Extract every line below that contains the word "Report".

__________

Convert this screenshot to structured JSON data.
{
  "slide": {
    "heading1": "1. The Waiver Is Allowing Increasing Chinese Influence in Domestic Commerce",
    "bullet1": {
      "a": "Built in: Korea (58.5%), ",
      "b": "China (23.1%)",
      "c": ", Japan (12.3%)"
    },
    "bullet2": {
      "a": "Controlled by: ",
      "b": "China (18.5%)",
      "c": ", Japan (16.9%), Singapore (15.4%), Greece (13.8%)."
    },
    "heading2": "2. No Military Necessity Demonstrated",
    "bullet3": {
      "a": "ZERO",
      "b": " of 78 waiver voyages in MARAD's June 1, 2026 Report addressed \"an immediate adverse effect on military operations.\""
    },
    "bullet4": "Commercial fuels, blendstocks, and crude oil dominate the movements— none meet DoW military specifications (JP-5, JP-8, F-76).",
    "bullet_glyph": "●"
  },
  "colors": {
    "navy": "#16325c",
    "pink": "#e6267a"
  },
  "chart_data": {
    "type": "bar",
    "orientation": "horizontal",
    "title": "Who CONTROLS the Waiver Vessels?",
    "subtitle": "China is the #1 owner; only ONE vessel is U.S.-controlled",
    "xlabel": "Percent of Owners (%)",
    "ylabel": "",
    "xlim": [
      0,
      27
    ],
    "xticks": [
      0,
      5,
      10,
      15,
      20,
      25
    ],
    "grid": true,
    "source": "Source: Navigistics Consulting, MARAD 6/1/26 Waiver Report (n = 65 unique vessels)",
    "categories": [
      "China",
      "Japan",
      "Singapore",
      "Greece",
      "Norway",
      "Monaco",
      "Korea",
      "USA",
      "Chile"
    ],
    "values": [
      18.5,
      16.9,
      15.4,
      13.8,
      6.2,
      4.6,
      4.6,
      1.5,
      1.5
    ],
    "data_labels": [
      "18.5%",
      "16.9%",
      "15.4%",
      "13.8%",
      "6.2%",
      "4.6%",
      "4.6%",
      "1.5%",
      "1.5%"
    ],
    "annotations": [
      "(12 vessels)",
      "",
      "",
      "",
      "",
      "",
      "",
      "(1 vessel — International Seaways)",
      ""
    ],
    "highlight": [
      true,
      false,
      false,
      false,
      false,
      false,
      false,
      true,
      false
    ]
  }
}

__________

**Answer**
      "b": " of 78 waiver voyages in MARAD's June 1, 2026 Report addressed \"an immediate adverse effect on military operations.\""
    "source": "Source: Navigistics Consulting, MARAD 6/1/26 Waiver Report (n = 65 unique vessels)",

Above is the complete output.